(REQUIREMENTS):
Write the records below out in full, character for character, with no pictures.

(EXTRACTED INFORMATION):

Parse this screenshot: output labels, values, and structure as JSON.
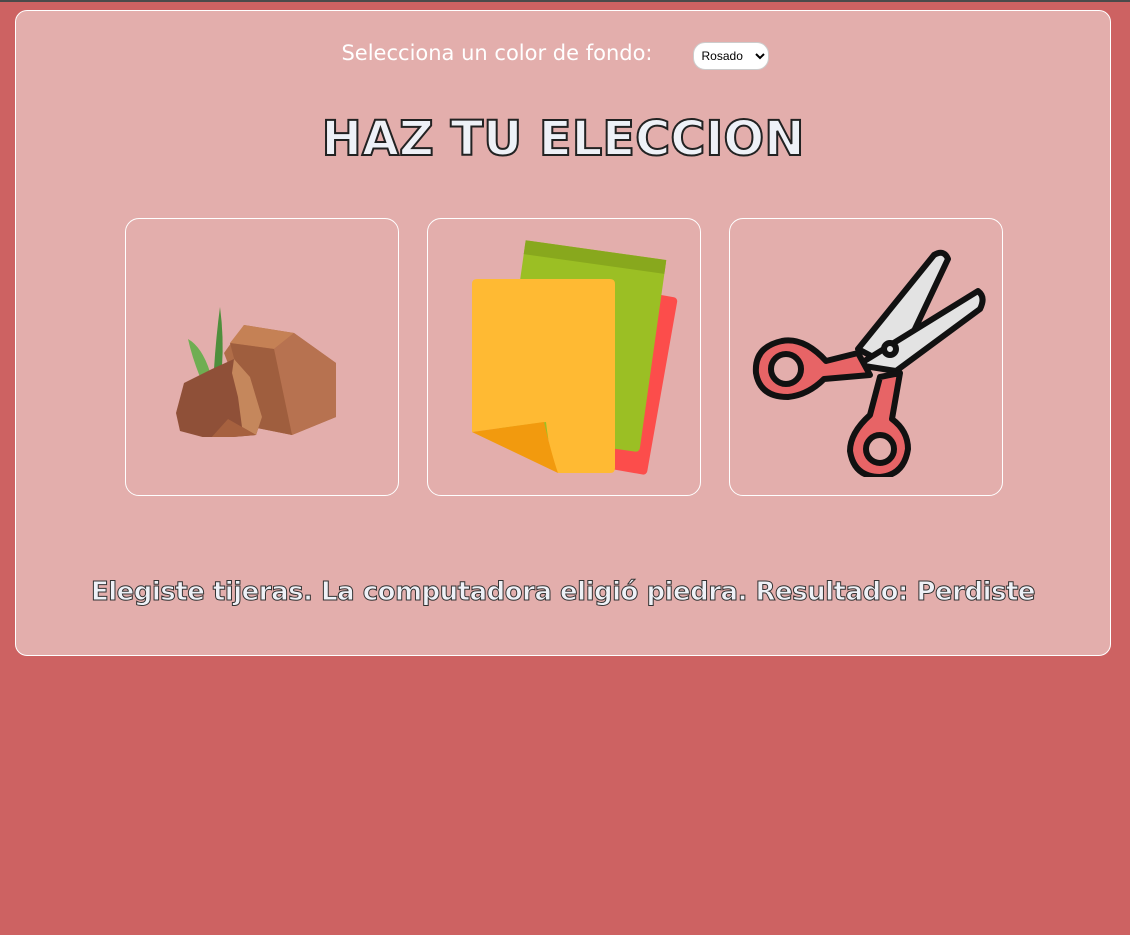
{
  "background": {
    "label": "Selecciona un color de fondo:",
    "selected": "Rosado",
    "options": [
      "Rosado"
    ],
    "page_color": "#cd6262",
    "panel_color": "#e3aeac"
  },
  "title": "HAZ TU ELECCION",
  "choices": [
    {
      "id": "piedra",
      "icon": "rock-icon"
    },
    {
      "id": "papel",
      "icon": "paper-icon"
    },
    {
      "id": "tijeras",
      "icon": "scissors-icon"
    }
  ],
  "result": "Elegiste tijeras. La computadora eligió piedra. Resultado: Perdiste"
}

(ANSWER TO THE PROBLEM):
Parse this screenshot: output labels, values, and structure as JSON.
{
  "background": {
    "label": "Selecciona un color de fondo:",
    "selected": "Rosado",
    "options": [
      "Rosado"
    ],
    "page_color": "#cd6262",
    "panel_color": "#e3aeac"
  },
  "title": "HAZ TU ELECCION",
  "choices": [
    {
      "id": "piedra",
      "icon": "rock-icon"
    },
    {
      "id": "papel",
      "icon": "paper-icon"
    },
    {
      "id": "tijeras",
      "icon": "scissors-icon"
    }
  ],
  "result": "Elegiste tijeras. La computadora eligió piedra. Resultado: Perdiste"
}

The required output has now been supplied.